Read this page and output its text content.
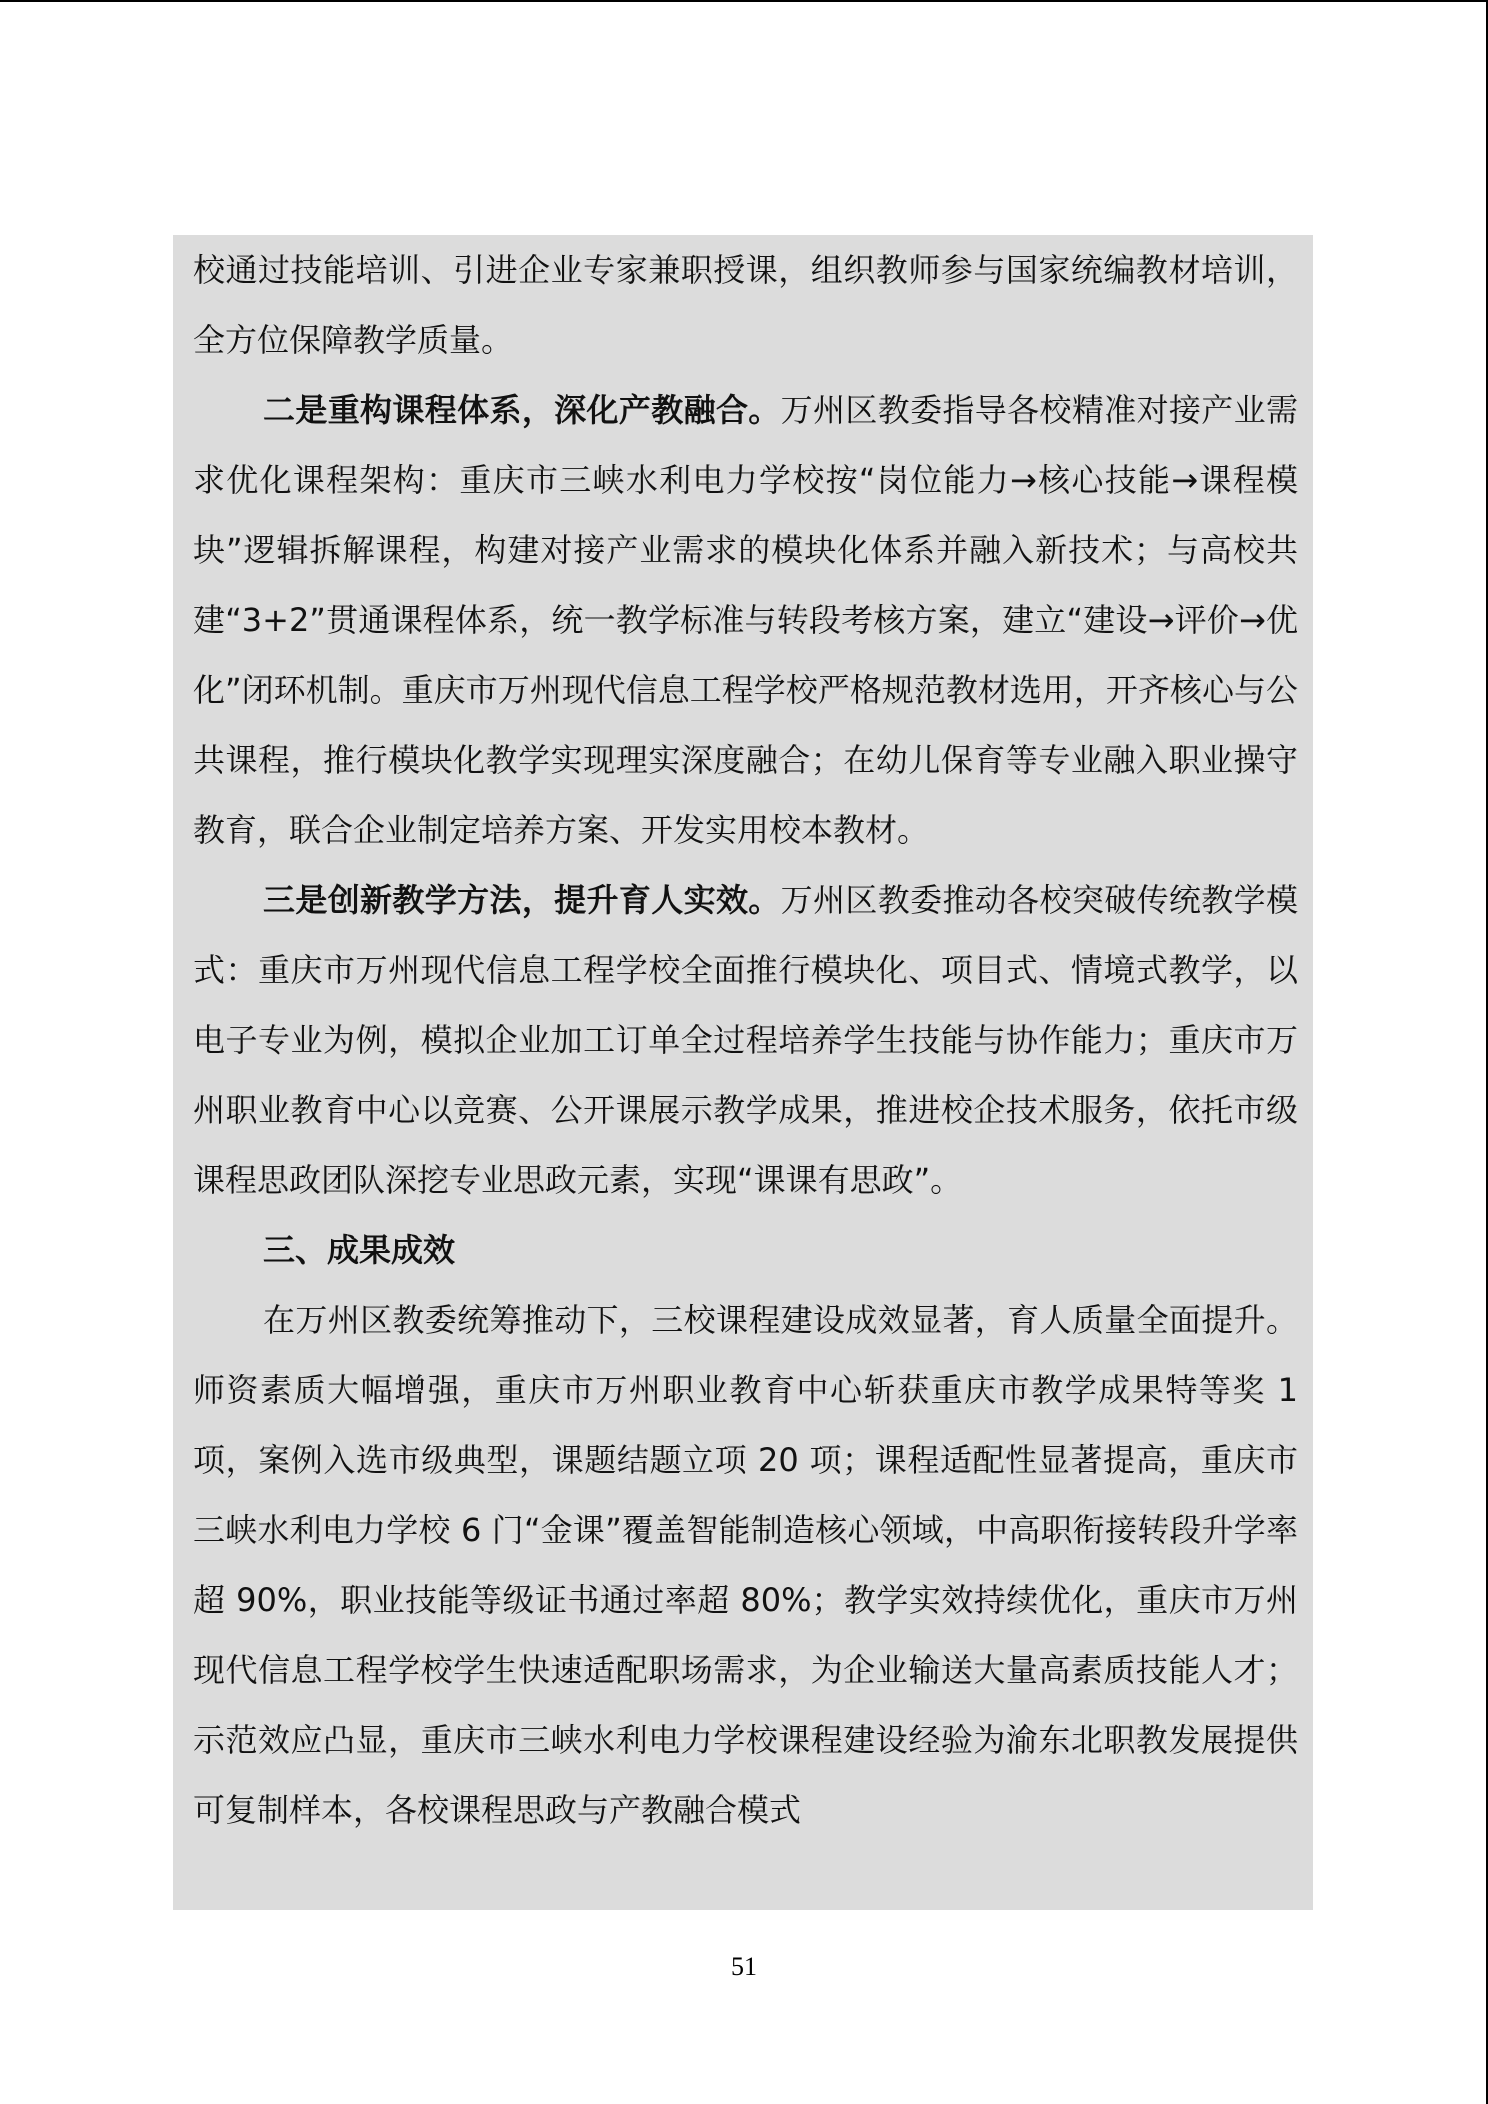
校通过技能培训、引进企业专家兼职授课，组织教师参与国家统编教材培训，全方位保障教学质量。

二是重构课程体系，深化产教融合。万州区教委指导各校精准对接产业需求优化课程架构：重庆市三峡水利电力学校按“岗位能力→核心技能→课程模块”逻辑拆解课程，构建对接产业需求的模块化体系并融入新技术；与高校共建“3+2”贯通课程体系，统一教学标准与转段考核方案，建立“建设→评价→优化”闭环机制。重庆市万州现代信息工程学校严格规范教材选用，开齐核心与公共课程，推行模块化教学实现理实深度融合；在幼儿保育等专业融入职业操守教育，联合企业制定培养方案、开发实用校本教材。

三是创新教学方法，提升育人实效。万州区教委推动各校突破传统教学模式：重庆市万州现代信息工程学校全面推行模块化、项目式、情境式教学，以电子专业为例，模拟企业加工订单全过程培养学生技能与协作能力；重庆市万州职业教育中心以竞赛、公开课展示教学成果，推进校企技术服务，依托市级课程思政团队深挖专业思政元素，实现“课课有思政”。

三、成果成效

在万州区教委统筹推动下，三校课程建设成效显著，育人质量全面提升。师资素质大幅增强，重庆市万州职业教育中心斩获重庆市教学成果特等奖 1 项，案例入选市级典型，课题结题立项 20 项；课程适配性显著提高，重庆市三峡水利电力学校 6 门“金课”覆盖智能制造核心领域，中高职衔接转段升学率超 90%，职业技能等级证书通过率超 80%；教学实效持续优化，重庆市万州现代信息工程学校学生快速适配职场需求，为企业输送大量高素质技能人才；示范效应凸显，重庆市三峡水利电力学校课程建设经验为渝东北职教发展提供可复制样本，各校课程思政与产教融合模式

51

☆ ☆ ☆

## Problem to solve
Reproduce the listing above exactly, excluding all pictures.

## The solution
Read this page and output its text content.
校通过技能培训、引进企业专家兼职授课，组织教师参与国家统编教材培训，全方位保障教学质量。

二是重构课程体系，深化产教融合。万州区教委指导各校精准对接产业需求优化课程架构：重庆市三峡水利电力学校按“岗位能力→核心技能→课程模块”逻辑拆解课程，构建对接产业需求的模块化体系并融入新技术；与高校共建“3+2”贯通课程体系，统一教学标准与转段考核方案，建立“建设→评价→优化”闭环机制。重庆市万州现代信息工程学校严格规范教材选用，开齐核心与公共课程，推行模块化教学实现理实深度融合；在幼儿保育等专业融入职业操守教育，联合企业制定培养方案、开发实用校本教材。

三是创新教学方法，提升育人实效。万州区教委推动各校突破传统教学模式：重庆市万州现代信息工程学校全面推行模块化、项目式、情境式教学，以电子专业为例，模拟企业加工订单全过程培养学生技能与协作能力；重庆市万州职业教育中心以竞赛、公开课展示教学成果，推进校企技术服务，依托市级课程思政团队深挖专业思政元素，实现“课课有思政”。

三、成果成效

在万州区教委统筹推动下，三校课程建设成效显著，育人质量全面提升。师资素质大幅增强，重庆市万州职业教育中心斩获重庆市教学成果特等奖 1 项，案例入选市级典型，课题结题立项 20 项；课程适配性显著提高，重庆市三峡水利电力学校 6 门“金课”覆盖智能制造核心领域，中高职衔接转段升学率超 90%，职业技能等级证书通过率超 80%；教学实效持续优化，重庆市万州现代信息工程学校学生快速适配职场需求，为企业输送大量高素质技能人才；示范效应凸显，重庆市三峡水利电力学校课程建设经验为渝东北职教发展提供可复制样本，各校课程思政与产教融合模式

51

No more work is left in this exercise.